_Excerpted records_
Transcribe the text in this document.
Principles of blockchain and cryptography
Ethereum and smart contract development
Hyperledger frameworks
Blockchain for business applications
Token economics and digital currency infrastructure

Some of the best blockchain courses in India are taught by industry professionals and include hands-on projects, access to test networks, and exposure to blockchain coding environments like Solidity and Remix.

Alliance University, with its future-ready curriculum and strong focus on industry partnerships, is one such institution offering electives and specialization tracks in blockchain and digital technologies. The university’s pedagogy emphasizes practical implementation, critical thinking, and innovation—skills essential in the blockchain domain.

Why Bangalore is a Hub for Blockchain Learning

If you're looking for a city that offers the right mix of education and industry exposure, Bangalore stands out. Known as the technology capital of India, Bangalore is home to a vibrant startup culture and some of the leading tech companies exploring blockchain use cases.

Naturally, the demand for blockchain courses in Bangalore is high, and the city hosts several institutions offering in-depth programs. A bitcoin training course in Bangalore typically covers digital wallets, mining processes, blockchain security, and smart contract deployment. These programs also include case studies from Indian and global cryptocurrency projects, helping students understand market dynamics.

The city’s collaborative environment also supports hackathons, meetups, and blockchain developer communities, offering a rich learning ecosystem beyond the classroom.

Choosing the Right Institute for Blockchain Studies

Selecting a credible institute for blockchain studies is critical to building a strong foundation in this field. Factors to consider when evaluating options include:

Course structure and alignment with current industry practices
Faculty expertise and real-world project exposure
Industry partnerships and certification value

_To be done_
Using the data above, reproduce every line exactly.

_Response for this exercise_
Transcribe the text in this document.
Principles of blockchain and cryptography
Ethereum and smart contract development
Hyperledger frameworks
Blockchain for business applications
Token economics and digital currency infrastructure

Some of the best blockchain courses in India are taught by industry professionals and include hands-on projects, access to test networks, and exposure to blockchain coding environments like Solidity and Remix.

Alliance University, with its future-ready curriculum and strong focus on industry partnerships, is one such institution offering electives and specialization tracks in blockchain and digital technologies. The university’s pedagogy emphasizes practical implementation, critical thinking, and innovation—skills essential in the blockchain domain.

Why Bangalore is a Hub for Blockchain Learning

If you're looking for a city that offers the right mix of education and industry exposure, Bangalore stands out. Known as the technology capital of India, Bangalore is home to a vibrant startup culture and some of the leading tech companies exploring blockchain use cases.

Naturally, the demand for blockchain courses in Bangalore is high, and the city hosts several institutions offering in-depth programs. A bitcoin training course in Bangalore typically covers digital wallets, mining processes, blockchain security, and smart contract deployment. These programs also include case studies from Indian and global cryptocurrency projects, helping students understand market dynamics.

The city’s collaborative environment also supports hackathons, meetups, and blockchain developer communities, offering a rich learning ecosystem beyond the classroom.

Choosing the Right Institute for Blockchain Studies

Selecting a credible institute for blockchain studies is critical to building a strong foundation in this field. Factors to consider when evaluating options include:

Course structure and alignment with current industry practices
Faculty expertise and real-world project exposure
Industry partnerships and certification value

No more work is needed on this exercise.